REQUIRED TASK -> From the listing, collect all lines containing the word "folder".

DATA SUPPLIED ->

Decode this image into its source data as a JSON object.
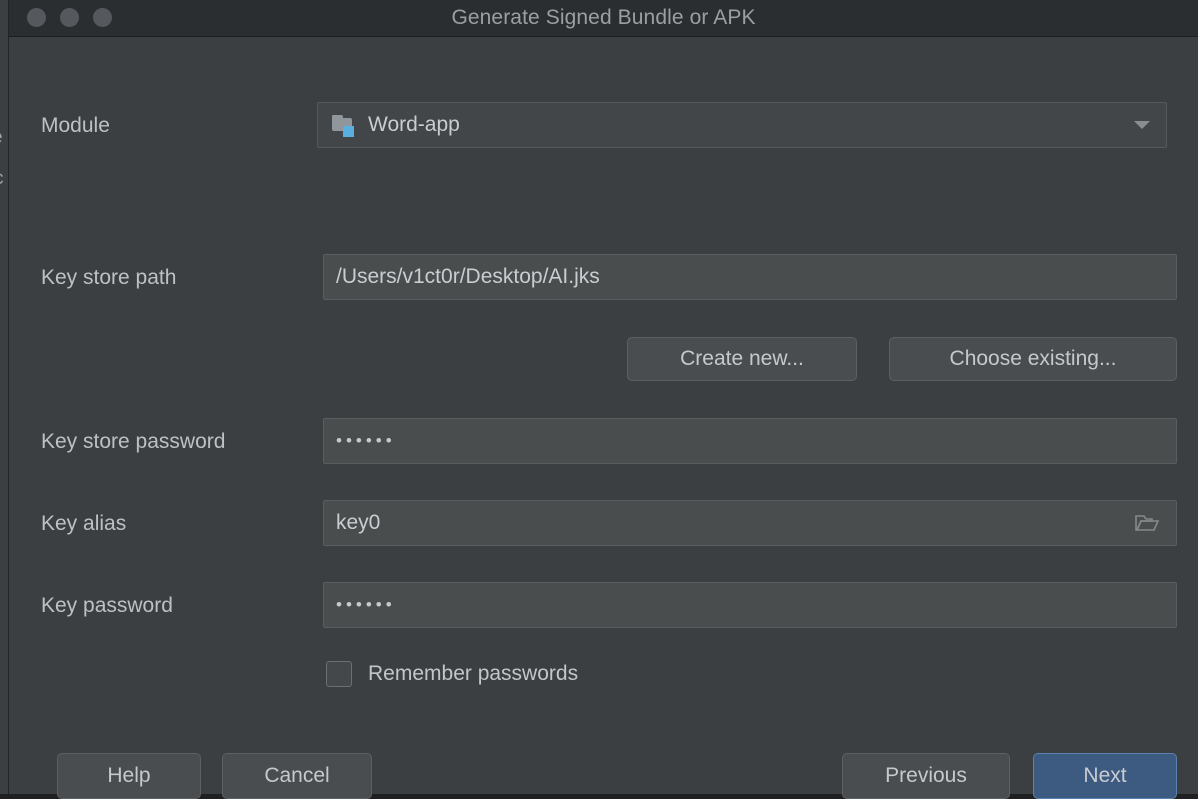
{
  "window": {
    "title": "Generate Signed Bundle or APK",
    "traffic_lights": [
      "close",
      "minimize",
      "zoom"
    ]
  },
  "backdrop": {
    "line1": "e",
    "line2": "c"
  },
  "form": {
    "module": {
      "label": "Module",
      "value": "Word-app",
      "icon": "module-folder-icon",
      "arrow_icon": "chevron-down-icon"
    },
    "keystore_path": {
      "label": "Key store path",
      "value": "/Users/v1ct0r/Desktop/AI.jks",
      "placeholder": ""
    },
    "keystore_actions": {
      "create_new_label": "Create new...",
      "choose_existing_label": "Choose existing..."
    },
    "keystore_password": {
      "label": "Key store password",
      "value": "••••••",
      "placeholder": ""
    },
    "key_alias": {
      "label": "Key alias",
      "value": "key0",
      "placeholder": "",
      "browse_icon": "folder-open-icon"
    },
    "key_password": {
      "label": "Key password",
      "value": "••••••",
      "placeholder": ""
    },
    "remember_passwords": {
      "label": "Remember passwords",
      "checked": false
    }
  },
  "footer": {
    "help_label": "Help",
    "cancel_label": "Cancel",
    "previous_label": "Previous",
    "next_label": "Next"
  },
  "colors": {
    "dialog_background": "#3c3f41",
    "titlebar_background": "#2b2e31",
    "field_background": "#4a4d4e",
    "button_background": "#4a4d4f",
    "accent_button": "#3d5a81",
    "accent_border": "#5a82b0",
    "text_primary": "#c9cdd1",
    "text_label": "#bdc1c5",
    "module_badge": "#59b0e0"
  }
}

SOLVED PROBLEM ->
      "icon": "module-folder-icon",
      "browse_icon": "folder-open-icon"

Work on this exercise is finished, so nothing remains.